BEGIN Provided records

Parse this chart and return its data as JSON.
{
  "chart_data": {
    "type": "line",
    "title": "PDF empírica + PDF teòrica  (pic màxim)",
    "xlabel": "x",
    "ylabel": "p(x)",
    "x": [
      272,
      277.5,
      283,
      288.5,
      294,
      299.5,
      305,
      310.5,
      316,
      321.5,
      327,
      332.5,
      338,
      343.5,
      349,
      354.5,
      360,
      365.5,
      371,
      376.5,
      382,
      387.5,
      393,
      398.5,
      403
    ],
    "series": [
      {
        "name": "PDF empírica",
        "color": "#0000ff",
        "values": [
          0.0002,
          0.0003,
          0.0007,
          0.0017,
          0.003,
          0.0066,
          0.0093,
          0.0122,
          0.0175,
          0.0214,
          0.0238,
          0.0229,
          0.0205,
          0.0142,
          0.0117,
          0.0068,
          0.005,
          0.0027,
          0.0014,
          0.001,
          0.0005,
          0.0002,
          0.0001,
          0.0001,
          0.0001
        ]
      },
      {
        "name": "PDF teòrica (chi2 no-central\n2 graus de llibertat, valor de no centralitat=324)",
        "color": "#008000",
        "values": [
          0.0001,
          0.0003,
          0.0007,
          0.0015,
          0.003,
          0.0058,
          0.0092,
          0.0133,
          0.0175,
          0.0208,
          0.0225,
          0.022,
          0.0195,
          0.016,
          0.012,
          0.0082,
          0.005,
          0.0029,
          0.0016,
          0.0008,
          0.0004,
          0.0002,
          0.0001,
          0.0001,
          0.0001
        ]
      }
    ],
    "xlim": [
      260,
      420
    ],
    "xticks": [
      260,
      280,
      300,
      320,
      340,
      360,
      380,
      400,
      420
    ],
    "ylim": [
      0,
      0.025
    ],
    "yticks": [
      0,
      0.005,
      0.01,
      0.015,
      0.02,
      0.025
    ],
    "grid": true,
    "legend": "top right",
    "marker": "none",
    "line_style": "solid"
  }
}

END Provided records

Transcribe every entry verbatim.

Answer below:
Parse this chart and return its data as JSON.
{
  "chart_data": {
    "type": "line",
    "title": "PDF empírica + PDF teòrica  (pic màxim)",
    "xlabel": "x",
    "ylabel": "p(x)",
    "x": [
      272,
      277.5,
      283,
      288.5,
      294,
      299.5,
      305,
      310.5,
      316,
      321.5,
      327,
      332.5,
      338,
      343.5,
      349,
      354.5,
      360,
      365.5,
      371,
      376.5,
      382,
      387.5,
      393,
      398.5,
      403
    ],
    "series": [
      {
        "name": "PDF empírica",
        "color": "#0000ff",
        "values": [
          0.0002,
          0.0003,
          0.0007,
          0.0017,
          0.003,
          0.0066,
          0.0093,
          0.0122,
          0.0175,
          0.0214,
          0.0238,
          0.0229,
          0.0205,
          0.0142,
          0.0117,
          0.0068,
          0.005,
          0.0027,
          0.0014,
          0.001,
          0.0005,
          0.0002,
          0.0001,
          0.0001,
          0.0001
        ]
      },
      {
        "name": "PDF teòrica (chi2 no-central\n2 graus de llibertat, valor de no centralitat=324)",
        "color": "#008000",
        "values": [
          0.0001,
          0.0003,
          0.0007,
          0.0015,
          0.003,
          0.0058,
          0.0092,
          0.0133,
          0.0175,
          0.0208,
          0.0225,
          0.022,
          0.0195,
          0.016,
          0.012,
          0.0082,
          0.005,
          0.0029,
          0.0016,
          0.0008,
          0.0004,
          0.0002,
          0.0001,
          0.0001,
          0.0001
        ]
      }
    ],
    "xlim": [
      260,
      420
    ],
    "xticks": [
      260,
      280,
      300,
      320,
      340,
      360,
      380,
      400,
      420
    ],
    "ylim": [
      0,
      0.025
    ],
    "yticks": [
      0,
      0.005,
      0.01,
      0.015,
      0.02,
      0.025
    ],
    "grid": true,
    "legend": "top right",
    "marker": "none",
    "line_style": "solid"
  }
}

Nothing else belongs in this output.